**EXERCISE DETAILS:** Rewrite each row below, switching "FancyBboxPatch" to "RoundedBox" and keeping everything else the same.

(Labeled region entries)
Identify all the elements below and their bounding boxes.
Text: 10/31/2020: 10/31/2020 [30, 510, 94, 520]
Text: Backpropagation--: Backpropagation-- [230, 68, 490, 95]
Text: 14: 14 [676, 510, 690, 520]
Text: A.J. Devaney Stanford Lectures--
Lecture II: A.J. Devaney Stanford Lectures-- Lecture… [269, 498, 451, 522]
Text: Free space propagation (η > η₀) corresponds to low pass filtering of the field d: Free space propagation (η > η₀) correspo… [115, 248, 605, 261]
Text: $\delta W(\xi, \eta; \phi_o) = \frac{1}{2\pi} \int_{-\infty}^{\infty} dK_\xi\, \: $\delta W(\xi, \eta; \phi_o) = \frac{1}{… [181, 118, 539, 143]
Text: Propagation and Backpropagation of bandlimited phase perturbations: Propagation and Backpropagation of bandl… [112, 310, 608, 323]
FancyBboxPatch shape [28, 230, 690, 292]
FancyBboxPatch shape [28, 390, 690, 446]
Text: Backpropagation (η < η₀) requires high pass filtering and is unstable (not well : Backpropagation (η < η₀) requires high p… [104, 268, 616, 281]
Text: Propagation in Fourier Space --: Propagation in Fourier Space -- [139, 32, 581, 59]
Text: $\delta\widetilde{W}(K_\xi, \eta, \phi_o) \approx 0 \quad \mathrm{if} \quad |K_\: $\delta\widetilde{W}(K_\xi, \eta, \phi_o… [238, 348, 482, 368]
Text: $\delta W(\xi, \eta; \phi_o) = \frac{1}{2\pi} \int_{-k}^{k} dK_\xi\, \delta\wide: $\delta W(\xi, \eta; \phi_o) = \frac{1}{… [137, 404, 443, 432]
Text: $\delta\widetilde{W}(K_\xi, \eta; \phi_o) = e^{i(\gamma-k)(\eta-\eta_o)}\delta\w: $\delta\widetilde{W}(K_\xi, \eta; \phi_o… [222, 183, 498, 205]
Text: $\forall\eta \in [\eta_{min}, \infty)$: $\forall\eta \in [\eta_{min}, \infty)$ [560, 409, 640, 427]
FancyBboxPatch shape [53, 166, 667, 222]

**ANSWER:**
Identify all the elements below and their bounding boxes.
Text: 10/31/2020: 10/31/2020 [30, 510, 94, 520]
Text: Backpropagation--: Backpropagation-- [230, 68, 490, 95]
Text: 14: 14 [676, 510, 690, 520]
Text: A.J. Devaney Stanford Lectures--
Lecture II: A.J. Devaney Stanford Lectures-- Lecture… [269, 498, 451, 522]
Text: Free space propagation (η > η₀) corresponds to low pass filtering of the field d: Free space propagation (η > η₀) correspo… [115, 248, 605, 261]
Text: $\delta W(\xi, \eta; \phi_o) = \frac{1}{2\pi} \int_{-\infty}^{\infty} dK_\xi\, \: $\delta W(\xi, \eta; \phi_o) = \frac{1}{… [181, 118, 539, 143]
Text: Propagation and Backpropagation of bandlimited phase perturbations: Propagation and Backpropagation of bandl… [112, 310, 608, 323]
RoundedBox shape [28, 230, 690, 292]
RoundedBox shape [28, 390, 690, 446]
Text: Backpropagation (η < η₀) requires high pass filtering and is unstable (not well : Backpropagation (η < η₀) requires high p… [104, 268, 616, 281]
Text: Propagation in Fourier Space --: Propagation in Fourier Space -- [139, 32, 581, 59]
Text: $\delta\widetilde{W}(K_\xi, \eta, \phi_o) \approx 0 \quad \mathrm{if} \quad |K_\: $\delta\widetilde{W}(K_\xi, \eta, \phi_o… [238, 348, 482, 368]
Text: $\delta W(\xi, \eta; \phi_o) = \frac{1}{2\pi} \int_{-k}^{k} dK_\xi\, \delta\wide: $\delta W(\xi, \eta; \phi_o) = \frac{1}{… [137, 404, 443, 432]
Text: $\delta\widetilde{W}(K_\xi, \eta; \phi_o) = e^{i(\gamma-k)(\eta-\eta_o)}\delta\w: $\delta\widetilde{W}(K_\xi, \eta; \phi_o… [222, 183, 498, 205]
Text: $\forall\eta \in [\eta_{min}, \infty)$: $\forall\eta \in [\eta_{min}, \infty)$ [560, 409, 640, 427]
RoundedBox shape [53, 166, 667, 222]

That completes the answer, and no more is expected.